══ Given entries ══
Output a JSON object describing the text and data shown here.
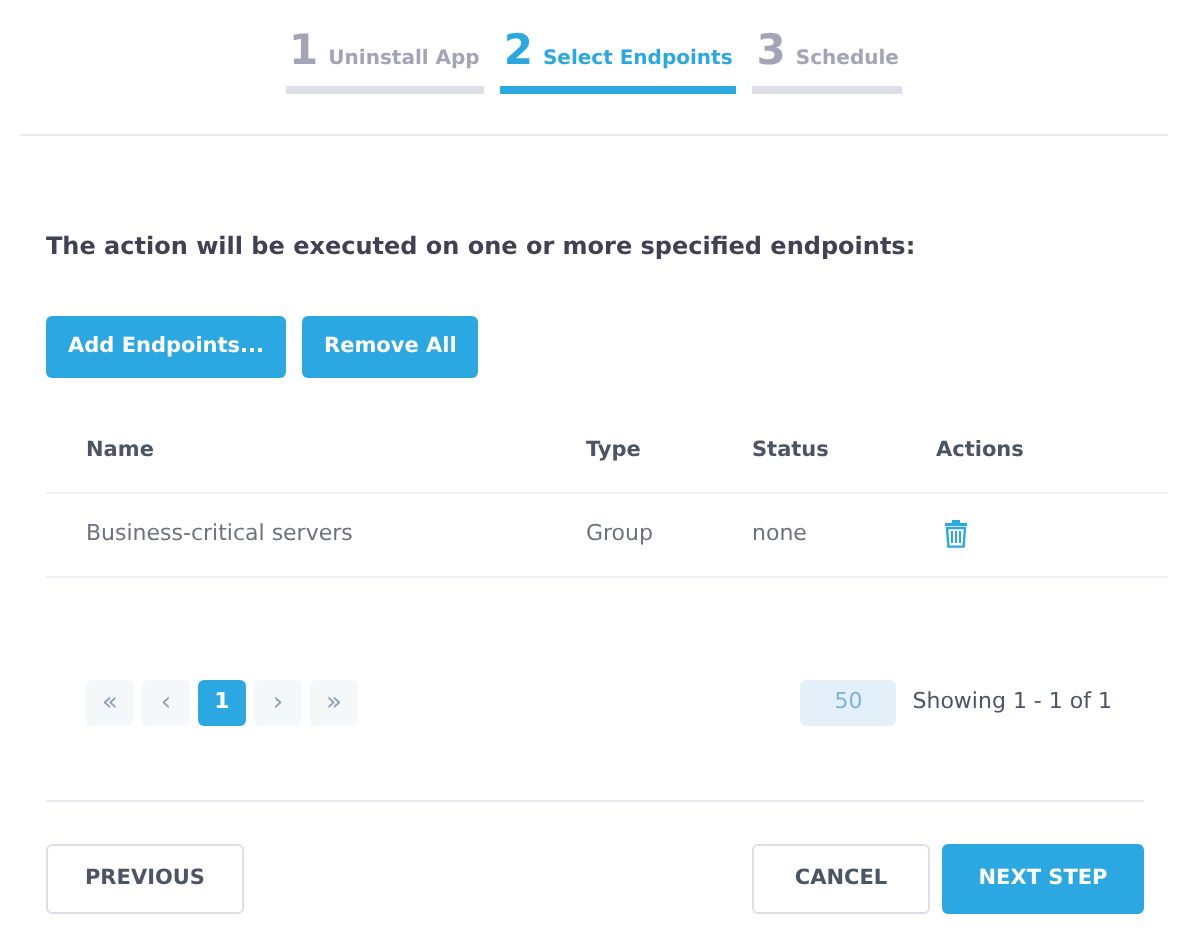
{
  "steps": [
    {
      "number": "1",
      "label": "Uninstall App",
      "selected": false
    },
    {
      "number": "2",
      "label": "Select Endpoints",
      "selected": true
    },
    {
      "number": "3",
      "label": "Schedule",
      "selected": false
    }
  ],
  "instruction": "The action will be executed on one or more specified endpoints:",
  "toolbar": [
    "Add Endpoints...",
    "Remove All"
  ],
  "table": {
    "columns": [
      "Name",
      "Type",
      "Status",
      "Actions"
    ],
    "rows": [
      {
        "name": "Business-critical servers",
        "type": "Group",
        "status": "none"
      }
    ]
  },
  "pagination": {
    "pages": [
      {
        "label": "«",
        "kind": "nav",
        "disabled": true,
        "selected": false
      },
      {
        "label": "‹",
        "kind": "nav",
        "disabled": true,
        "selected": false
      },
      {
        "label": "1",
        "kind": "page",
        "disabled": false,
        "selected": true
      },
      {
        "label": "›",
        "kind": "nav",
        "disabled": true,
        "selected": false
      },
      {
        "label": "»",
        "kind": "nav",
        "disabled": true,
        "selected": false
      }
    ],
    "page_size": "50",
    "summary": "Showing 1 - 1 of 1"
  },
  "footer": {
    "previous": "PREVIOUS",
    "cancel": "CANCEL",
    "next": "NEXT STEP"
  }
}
═══
Goal >>
Gather each line of the listing containing the word "label" and show it.

Worked solution >>
      "label": "Uninstall App",
      "label": "Select Endpoints",
      "label": "Schedule",
        "label": "«",
        "label": "‹",
        "label": "1",
        "label": "›",
        "label": "»",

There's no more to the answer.